What you have to do: Determine how many lines of the entries contain "people". Reply with that number alone.

Source data:

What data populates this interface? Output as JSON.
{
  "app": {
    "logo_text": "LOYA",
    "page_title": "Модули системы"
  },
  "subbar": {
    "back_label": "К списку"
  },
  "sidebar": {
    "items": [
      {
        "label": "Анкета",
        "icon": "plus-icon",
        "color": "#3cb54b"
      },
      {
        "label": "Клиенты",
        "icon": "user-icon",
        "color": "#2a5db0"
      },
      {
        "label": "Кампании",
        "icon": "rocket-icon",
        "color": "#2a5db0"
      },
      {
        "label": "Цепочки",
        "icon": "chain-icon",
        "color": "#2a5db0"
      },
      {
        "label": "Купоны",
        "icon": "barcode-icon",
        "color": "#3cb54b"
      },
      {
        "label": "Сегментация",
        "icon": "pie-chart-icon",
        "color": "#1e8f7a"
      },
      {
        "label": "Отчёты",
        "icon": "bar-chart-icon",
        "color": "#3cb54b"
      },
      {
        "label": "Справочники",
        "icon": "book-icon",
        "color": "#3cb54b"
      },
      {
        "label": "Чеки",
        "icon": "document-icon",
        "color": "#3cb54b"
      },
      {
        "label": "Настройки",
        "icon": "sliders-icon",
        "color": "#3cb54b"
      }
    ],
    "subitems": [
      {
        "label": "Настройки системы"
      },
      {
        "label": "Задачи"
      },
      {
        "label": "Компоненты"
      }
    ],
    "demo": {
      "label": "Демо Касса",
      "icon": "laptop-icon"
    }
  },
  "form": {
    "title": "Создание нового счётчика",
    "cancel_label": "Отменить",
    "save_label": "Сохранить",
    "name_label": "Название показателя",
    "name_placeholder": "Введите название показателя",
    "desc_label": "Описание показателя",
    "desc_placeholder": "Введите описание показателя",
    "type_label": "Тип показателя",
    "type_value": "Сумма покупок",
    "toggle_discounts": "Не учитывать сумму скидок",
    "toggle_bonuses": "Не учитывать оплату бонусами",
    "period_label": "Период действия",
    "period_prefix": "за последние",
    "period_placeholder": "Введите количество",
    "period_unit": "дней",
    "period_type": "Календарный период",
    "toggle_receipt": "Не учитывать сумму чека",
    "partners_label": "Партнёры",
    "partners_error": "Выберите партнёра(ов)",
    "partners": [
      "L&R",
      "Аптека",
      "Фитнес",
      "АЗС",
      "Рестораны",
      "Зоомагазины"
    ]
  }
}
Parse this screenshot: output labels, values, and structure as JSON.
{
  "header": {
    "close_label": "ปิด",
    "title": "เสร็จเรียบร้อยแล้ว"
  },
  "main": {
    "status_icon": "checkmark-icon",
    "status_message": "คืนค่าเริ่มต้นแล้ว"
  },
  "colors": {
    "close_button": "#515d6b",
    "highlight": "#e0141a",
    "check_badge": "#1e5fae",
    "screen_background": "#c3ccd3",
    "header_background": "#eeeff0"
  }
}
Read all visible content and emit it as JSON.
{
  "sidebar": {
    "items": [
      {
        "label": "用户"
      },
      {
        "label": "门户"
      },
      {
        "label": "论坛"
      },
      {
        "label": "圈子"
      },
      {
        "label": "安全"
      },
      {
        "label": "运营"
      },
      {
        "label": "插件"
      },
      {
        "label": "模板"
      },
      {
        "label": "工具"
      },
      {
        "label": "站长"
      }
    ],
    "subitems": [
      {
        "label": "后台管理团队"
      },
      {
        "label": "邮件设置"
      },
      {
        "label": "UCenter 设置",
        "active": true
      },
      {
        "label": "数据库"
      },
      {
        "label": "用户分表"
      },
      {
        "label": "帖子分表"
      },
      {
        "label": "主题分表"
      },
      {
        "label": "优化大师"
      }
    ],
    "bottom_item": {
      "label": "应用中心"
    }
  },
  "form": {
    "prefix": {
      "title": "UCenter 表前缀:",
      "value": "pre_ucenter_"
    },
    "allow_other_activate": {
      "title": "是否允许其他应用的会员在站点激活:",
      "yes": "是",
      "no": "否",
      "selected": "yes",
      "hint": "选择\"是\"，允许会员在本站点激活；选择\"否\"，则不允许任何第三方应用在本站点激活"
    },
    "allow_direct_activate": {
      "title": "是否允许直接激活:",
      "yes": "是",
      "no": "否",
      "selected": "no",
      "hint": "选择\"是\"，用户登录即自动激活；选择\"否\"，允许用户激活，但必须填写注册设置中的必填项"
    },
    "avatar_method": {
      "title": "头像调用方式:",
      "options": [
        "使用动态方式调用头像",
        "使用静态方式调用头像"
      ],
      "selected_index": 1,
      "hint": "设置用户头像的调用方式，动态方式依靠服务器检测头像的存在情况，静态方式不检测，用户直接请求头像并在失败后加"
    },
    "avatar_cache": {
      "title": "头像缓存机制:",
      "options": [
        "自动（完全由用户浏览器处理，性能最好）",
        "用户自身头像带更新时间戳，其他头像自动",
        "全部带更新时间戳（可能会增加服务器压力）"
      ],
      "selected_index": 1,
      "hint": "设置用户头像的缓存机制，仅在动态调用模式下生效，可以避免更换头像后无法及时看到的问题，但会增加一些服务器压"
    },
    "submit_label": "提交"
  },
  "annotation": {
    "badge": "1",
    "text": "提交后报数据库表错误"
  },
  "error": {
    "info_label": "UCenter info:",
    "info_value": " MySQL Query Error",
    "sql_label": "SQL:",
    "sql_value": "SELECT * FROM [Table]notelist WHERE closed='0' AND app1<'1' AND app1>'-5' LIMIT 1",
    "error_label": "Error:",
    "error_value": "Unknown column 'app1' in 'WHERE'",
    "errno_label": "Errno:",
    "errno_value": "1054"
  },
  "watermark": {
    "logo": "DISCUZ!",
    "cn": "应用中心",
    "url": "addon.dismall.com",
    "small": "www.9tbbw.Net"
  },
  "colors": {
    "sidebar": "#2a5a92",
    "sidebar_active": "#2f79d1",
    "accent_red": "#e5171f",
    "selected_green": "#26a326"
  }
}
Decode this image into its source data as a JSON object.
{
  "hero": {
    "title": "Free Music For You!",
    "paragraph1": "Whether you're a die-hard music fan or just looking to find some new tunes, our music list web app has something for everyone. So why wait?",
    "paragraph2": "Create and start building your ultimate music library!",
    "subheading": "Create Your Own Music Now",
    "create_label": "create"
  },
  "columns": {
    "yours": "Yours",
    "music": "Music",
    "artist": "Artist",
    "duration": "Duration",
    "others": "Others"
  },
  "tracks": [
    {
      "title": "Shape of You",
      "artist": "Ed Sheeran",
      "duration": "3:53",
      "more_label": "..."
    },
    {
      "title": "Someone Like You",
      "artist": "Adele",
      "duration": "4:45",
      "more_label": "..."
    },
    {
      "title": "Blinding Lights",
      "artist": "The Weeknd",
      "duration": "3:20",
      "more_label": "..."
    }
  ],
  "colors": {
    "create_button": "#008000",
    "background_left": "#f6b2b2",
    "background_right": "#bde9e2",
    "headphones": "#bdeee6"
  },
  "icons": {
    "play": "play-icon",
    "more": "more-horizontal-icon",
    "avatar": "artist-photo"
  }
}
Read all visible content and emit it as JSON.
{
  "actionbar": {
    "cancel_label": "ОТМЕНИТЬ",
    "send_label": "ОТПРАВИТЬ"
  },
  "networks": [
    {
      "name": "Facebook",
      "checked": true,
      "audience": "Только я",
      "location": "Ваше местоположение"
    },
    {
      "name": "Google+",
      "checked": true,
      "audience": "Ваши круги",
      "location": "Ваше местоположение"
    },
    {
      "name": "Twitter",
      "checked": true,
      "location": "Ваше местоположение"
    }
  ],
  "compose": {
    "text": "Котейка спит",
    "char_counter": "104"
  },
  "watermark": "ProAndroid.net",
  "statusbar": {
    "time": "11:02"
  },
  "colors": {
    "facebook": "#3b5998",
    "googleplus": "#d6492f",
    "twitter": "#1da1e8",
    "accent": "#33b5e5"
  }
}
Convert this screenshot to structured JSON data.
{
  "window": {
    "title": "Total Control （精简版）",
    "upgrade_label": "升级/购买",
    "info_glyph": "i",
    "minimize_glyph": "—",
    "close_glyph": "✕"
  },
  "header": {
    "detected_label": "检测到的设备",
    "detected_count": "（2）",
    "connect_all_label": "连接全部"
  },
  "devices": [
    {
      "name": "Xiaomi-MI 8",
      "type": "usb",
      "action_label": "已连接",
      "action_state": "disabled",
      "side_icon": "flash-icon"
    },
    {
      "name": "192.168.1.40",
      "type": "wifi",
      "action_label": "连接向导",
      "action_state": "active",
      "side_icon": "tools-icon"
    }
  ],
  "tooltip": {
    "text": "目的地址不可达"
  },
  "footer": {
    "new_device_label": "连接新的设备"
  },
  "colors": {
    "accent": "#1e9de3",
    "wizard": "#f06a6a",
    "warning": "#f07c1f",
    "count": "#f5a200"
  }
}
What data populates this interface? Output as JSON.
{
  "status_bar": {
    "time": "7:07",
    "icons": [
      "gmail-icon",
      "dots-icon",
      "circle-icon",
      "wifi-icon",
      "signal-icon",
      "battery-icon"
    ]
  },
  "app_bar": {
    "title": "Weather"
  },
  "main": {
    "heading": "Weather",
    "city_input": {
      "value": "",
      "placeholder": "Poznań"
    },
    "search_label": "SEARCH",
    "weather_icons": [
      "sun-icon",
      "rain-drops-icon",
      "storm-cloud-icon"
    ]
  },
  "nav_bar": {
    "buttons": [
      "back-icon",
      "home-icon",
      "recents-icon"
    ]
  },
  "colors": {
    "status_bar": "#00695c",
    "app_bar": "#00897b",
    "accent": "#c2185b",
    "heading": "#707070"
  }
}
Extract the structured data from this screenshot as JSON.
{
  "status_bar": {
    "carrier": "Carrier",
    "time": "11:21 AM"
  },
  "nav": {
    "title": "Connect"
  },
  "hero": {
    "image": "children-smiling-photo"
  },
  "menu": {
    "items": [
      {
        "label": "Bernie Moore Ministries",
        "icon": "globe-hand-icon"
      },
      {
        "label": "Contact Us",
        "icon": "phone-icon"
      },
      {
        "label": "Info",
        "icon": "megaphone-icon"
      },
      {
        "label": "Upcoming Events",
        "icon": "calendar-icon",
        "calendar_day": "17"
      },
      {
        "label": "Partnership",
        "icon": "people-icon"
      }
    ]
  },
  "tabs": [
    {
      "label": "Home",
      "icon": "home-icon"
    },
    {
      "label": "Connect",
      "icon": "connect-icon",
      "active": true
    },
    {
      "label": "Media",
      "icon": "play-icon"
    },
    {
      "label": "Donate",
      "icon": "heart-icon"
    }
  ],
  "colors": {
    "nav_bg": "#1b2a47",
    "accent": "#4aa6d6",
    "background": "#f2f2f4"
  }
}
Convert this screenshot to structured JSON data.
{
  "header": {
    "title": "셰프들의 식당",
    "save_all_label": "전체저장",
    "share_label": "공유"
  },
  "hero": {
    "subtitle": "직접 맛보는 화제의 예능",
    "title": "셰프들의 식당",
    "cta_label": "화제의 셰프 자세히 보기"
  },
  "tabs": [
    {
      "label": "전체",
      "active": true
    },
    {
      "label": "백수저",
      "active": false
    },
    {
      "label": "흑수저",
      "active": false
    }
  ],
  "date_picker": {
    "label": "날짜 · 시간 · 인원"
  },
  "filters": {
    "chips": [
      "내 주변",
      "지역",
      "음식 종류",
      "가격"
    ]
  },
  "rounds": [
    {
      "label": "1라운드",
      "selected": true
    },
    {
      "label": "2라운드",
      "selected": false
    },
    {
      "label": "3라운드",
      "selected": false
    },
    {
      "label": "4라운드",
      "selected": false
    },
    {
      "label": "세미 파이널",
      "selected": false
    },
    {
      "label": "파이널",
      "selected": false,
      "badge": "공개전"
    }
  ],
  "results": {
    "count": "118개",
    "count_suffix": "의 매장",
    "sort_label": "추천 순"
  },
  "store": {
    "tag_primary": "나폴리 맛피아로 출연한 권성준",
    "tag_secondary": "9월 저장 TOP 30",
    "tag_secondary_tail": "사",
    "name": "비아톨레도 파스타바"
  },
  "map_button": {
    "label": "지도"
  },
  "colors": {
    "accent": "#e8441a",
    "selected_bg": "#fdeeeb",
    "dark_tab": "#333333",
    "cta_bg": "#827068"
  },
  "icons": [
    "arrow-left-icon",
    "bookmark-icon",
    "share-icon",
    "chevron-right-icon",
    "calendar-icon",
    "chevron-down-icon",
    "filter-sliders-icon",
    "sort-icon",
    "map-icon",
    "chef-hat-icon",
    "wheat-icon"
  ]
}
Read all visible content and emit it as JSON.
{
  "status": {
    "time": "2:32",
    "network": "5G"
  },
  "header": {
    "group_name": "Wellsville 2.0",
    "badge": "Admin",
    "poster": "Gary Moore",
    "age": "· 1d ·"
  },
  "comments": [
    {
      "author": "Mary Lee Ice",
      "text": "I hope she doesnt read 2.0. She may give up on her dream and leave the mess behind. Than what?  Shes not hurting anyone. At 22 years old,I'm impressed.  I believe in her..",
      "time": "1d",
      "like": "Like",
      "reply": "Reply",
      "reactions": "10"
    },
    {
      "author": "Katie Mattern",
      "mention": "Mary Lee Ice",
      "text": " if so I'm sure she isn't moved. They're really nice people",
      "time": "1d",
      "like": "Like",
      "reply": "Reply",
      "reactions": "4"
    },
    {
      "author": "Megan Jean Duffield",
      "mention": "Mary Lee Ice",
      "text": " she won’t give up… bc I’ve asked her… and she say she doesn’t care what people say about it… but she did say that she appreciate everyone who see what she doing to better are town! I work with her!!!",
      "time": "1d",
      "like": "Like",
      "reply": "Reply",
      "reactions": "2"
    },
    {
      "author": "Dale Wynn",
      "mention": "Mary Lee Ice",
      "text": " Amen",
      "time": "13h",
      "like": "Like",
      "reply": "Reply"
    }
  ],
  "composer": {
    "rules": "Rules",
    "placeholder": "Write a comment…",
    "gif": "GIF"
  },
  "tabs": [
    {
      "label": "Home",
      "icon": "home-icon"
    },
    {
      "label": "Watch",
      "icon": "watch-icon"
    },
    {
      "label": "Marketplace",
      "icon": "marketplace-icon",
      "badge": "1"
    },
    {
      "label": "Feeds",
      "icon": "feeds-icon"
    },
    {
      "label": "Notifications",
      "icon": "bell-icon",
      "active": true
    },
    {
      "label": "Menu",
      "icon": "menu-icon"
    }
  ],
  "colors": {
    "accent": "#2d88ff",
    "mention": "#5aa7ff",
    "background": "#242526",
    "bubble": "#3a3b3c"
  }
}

Solved problem: 3